Source records
▼

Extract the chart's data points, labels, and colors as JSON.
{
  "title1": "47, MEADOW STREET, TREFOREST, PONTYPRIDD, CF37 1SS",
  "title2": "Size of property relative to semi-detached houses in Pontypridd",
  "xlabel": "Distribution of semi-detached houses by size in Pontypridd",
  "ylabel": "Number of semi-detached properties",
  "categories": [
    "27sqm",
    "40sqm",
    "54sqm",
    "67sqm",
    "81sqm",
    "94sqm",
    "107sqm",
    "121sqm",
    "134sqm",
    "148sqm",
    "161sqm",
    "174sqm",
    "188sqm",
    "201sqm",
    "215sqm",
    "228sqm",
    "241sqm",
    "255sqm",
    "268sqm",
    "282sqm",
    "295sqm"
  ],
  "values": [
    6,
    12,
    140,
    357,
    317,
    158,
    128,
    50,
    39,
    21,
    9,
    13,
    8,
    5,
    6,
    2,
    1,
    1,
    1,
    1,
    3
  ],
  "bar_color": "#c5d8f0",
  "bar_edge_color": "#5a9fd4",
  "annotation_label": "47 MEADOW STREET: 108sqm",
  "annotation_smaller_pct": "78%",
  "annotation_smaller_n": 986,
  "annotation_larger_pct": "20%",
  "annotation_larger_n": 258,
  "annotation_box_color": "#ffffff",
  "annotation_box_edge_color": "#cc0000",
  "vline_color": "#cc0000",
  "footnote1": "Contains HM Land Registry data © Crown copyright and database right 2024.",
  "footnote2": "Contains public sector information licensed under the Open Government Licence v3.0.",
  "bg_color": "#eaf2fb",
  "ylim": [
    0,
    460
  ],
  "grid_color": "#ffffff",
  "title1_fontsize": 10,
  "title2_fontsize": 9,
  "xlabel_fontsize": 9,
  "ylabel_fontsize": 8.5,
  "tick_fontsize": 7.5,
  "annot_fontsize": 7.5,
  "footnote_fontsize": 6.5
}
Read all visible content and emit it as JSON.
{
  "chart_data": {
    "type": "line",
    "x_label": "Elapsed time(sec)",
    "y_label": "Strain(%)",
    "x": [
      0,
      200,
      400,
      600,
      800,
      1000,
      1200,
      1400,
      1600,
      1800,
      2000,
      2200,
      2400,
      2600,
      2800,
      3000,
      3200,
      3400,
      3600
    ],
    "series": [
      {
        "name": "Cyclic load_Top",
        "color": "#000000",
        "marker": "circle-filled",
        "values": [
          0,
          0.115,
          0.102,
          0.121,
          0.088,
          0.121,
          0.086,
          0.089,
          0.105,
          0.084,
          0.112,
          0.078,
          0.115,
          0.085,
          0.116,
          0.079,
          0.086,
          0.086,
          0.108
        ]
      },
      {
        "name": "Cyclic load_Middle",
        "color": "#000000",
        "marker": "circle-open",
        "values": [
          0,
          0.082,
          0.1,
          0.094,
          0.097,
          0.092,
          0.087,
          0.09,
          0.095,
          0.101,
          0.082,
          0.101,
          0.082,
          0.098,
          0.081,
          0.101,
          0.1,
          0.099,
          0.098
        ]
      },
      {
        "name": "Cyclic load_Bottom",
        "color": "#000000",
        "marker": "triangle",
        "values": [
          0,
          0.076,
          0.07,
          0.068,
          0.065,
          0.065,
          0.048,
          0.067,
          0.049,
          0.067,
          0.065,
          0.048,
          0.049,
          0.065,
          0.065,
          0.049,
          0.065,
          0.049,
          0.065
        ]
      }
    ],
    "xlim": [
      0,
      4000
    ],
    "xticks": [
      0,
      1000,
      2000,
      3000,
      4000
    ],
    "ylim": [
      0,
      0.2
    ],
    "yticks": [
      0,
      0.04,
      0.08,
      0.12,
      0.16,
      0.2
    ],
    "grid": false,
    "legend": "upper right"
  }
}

▲

Repeat the preceding lines exactly, please, every one of them.

Extract the chart's data points, labels, and colors as JSON.
{
  "title1": "47, MEADOW STREET, TREFOREST, PONTYPRIDD, CF37 1SS",
  "title2": "Size of property relative to semi-detached houses in Pontypridd",
  "xlabel": "Distribution of semi-detached houses by size in Pontypridd",
  "ylabel": "Number of semi-detached properties",
  "categories": [
    "27sqm",
    "40sqm",
    "54sqm",
    "67sqm",
    "81sqm",
    "94sqm",
    "107sqm",
    "121sqm",
    "134sqm",
    "148sqm",
    "161sqm",
    "174sqm",
    "188sqm",
    "201sqm",
    "215sqm",
    "228sqm",
    "241sqm",
    "255sqm",
    "268sqm",
    "282sqm",
    "295sqm"
  ],
  "values": [
    6,
    12,
    140,
    357,
    317,
    158,
    128,
    50,
    39,
    21,
    9,
    13,
    8,
    5,
    6,
    2,
    1,
    1,
    1,
    1,
    3
  ],
  "bar_color": "#c5d8f0",
  "bar_edge_color": "#5a9fd4",
  "annotation_label": "47 MEADOW STREET: 108sqm",
  "annotation_smaller_pct": "78%",
  "annotation_smaller_n": 986,
  "annotation_larger_pct": "20%",
  "annotation_larger_n": 258,
  "annotation_box_color": "#ffffff",
  "annotation_box_edge_color": "#cc0000",
  "vline_color": "#cc0000",
  "footnote1": "Contains HM Land Registry data © Crown copyright and database right 2024.",
  "footnote2": "Contains public sector information licensed under the Open Government Licence v3.0.",
  "bg_color": "#eaf2fb",
  "ylim": [
    0,
    460
  ],
  "grid_color": "#ffffff",
  "title1_fontsize": 10,
  "title2_fontsize": 9,
  "xlabel_fontsize": 9,
  "ylabel_fontsize": 8.5,
  "tick_fontsize": 7.5,
  "annot_fontsize": 7.5,
  "footnote_fontsize": 6.5
}
Read all visible content and emit it as JSON.
{
  "chart_data": {
    "type": "line",
    "x_label": "Elapsed time(sec)",
    "y_label": "Strain(%)",
    "x": [
      0,
      200,
      400,
      600,
      800,
      1000,
      1200,
      1400,
      1600,
      1800,
      2000,
      2200,
      2400,
      2600,
      2800,
      3000,
      3200,
      3400,
      3600
    ],
    "series": [
      {
        "name": "Cyclic load_Top",
        "color": "#000000",
        "marker": "circle-filled",
        "values": [
          0,
          0.115,
          0.102,
          0.121,
          0.088,
          0.121,
          0.086,
          0.089,
          0.105,
          0.084,
          0.112,
          0.078,
          0.115,
          0.085,
          0.116,
          0.079,
          0.086,
          0.086,
          0.108
        ]
      },
      {
        "name": "Cyclic load_Middle",
        "color": "#000000",
        "marker": "circle-open",
        "values": [
          0,
          0.082,
          0.1,
          0.094,
          0.097,
          0.092,
          0.087,
          0.09,
          0.095,
          0.101,
          0.082,
          0.101,
          0.082,
          0.098,
          0.081,
          0.101,
          0.1,
          0.099,
          0.098
        ]
      },
      {
        "name": "Cyclic load_Bottom",
        "color": "#000000",
        "marker": "triangle",
        "values": [
          0,
          0.076,
          0.07,
          0.068,
          0.065,
          0.065,
          0.048,
          0.067,
          0.049,
          0.067,
          0.065,
          0.048,
          0.049,
          0.065,
          0.065,
          0.049,
          0.065,
          0.049,
          0.065
        ]
      }
    ],
    "xlim": [
      0,
      4000
    ],
    "xticks": [
      0,
      1000,
      2000,
      3000,
      4000
    ],
    "ylim": [
      0,
      0.2
    ],
    "yticks": [
      0,
      0.04,
      0.08,
      0.12,
      0.16,
      0.2
    ],
    "grid": false,
    "legend": "upper right"
  }
}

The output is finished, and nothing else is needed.